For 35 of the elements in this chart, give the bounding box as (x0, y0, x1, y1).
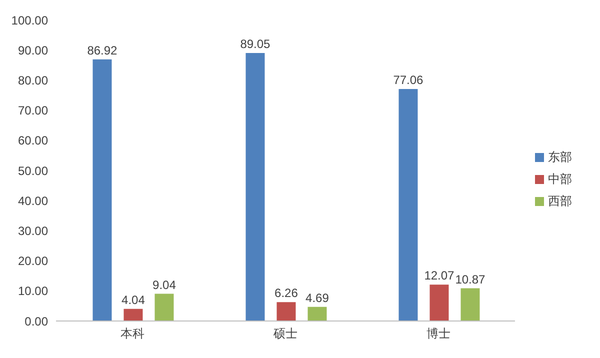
legend-label: 东部 (548, 150, 572, 164)
x-tick-label: 硕士 (272, 326, 298, 341)
data-label: 10.87 (455, 272, 486, 286)
data-label: 9.04 (152, 278, 176, 292)
x-tick-label: 博士 (426, 326, 450, 341)
y-tick-label: 90.00 (18, 43, 48, 58)
bar (430, 284, 449, 321)
data-label: 12.07 (424, 268, 455, 283)
data-label: 89.05 (240, 36, 271, 51)
data-label: 4.04 (122, 292, 146, 307)
y-tick-label: 20.00 (18, 254, 48, 268)
data-label: 6.26 (274, 286, 298, 300)
y-tick-label: 50.00 (18, 164, 48, 178)
data-label: 77.06 (393, 73, 424, 88)
bar (124, 308, 143, 321)
y-tick-label: 80.00 (18, 73, 48, 88)
data-label: 86.92 (87, 43, 118, 58)
y-tick-label: 70.00 (18, 104, 48, 118)
bar (154, 294, 174, 321)
legend-label: 西部 (548, 194, 572, 208)
legend-label: 中部 (548, 172, 572, 186)
data-label: 4.69 (306, 290, 330, 305)
y-tick-label: 30.00 (18, 224, 48, 238)
bar (276, 302, 296, 321)
y-tick-label: 10.00 (18, 284, 48, 298)
bar (308, 306, 327, 321)
y-tick-label: 60.00 (18, 134, 48, 148)
bar (398, 89, 418, 321)
bar (92, 59, 112, 321)
bar (460, 288, 480, 321)
y-tick-label: 0.00 (24, 314, 48, 328)
y-tick-label: 40.00 (18, 194, 48, 208)
y-tick-label: 100.00 (11, 13, 48, 28)
x-tick-label: 本科 (120, 326, 144, 341)
bar (246, 52, 265, 321)
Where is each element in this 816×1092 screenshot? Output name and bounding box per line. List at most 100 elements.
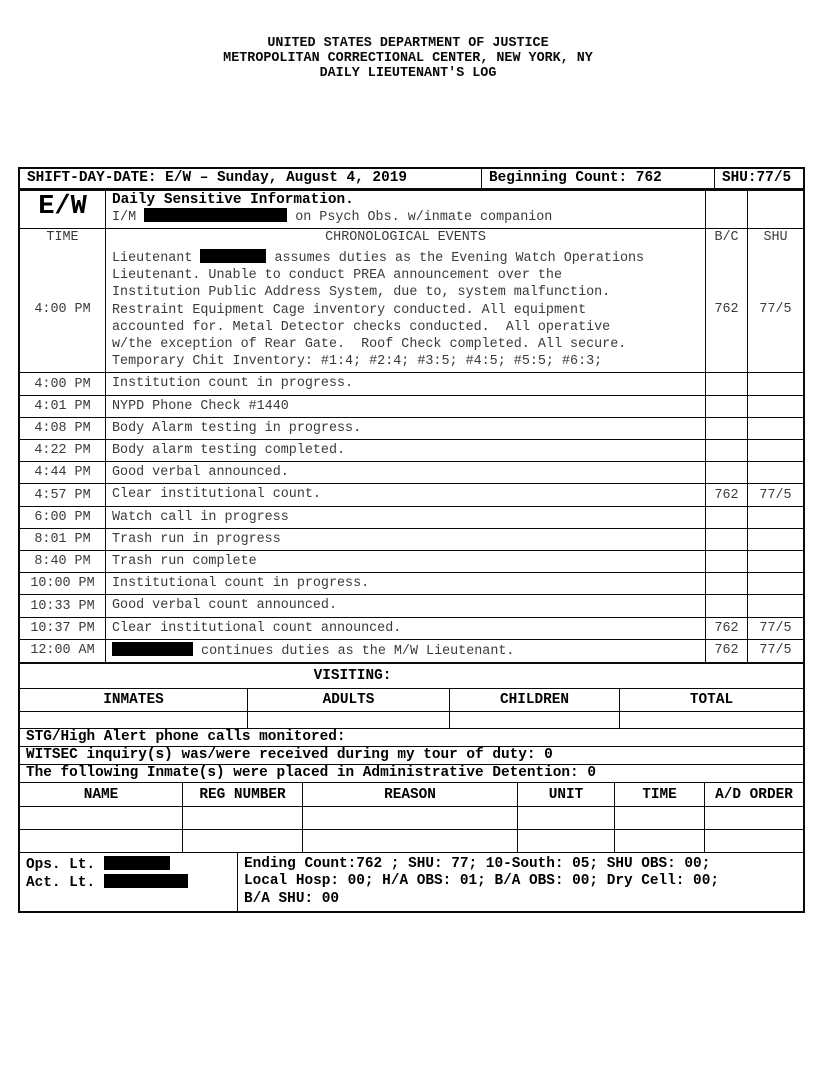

* YOUR INSTRUCTIONS *
Extract the lines of the data above, reproducing each one without change, starting with the line that contains "legend-label: 东部 (548, 150, 572, 164)" and going on through the line that contains "legend-label: 中部 (548, 172, 572, 186)", both included.

* COMPLETE ANSWER *
legend-label: 东部 (548, 150, 572, 164)
x-tick-label: 硕士 (272, 326, 298, 341)
data-label: 10.87 (455, 272, 486, 286)
data-label: 9.04 (152, 278, 176, 292)
x-tick-label: 博士 (426, 326, 450, 341)
y-tick-label: 90.00 (18, 43, 48, 58)
bar (430, 284, 449, 321)
data-label: 12.07 (424, 268, 455, 283)
data-label: 89.05 (240, 36, 271, 51)
data-label: 4.04 (122, 292, 146, 307)
y-tick-label: 20.00 (18, 254, 48, 268)
data-label: 6.26 (274, 286, 298, 300)
y-tick-label: 50.00 (18, 164, 48, 178)
data-label: 77.06 (393, 73, 424, 88)
bar (124, 308, 143, 321)
y-tick-label: 80.00 (18, 73, 48, 88)
data-label: 86.92 (87, 43, 118, 58)
y-tick-label: 70.00 (18, 104, 48, 118)
bar (154, 294, 174, 321)
legend-label: 西部 (548, 194, 572, 208)
legend-label: 中部 (548, 172, 572, 186)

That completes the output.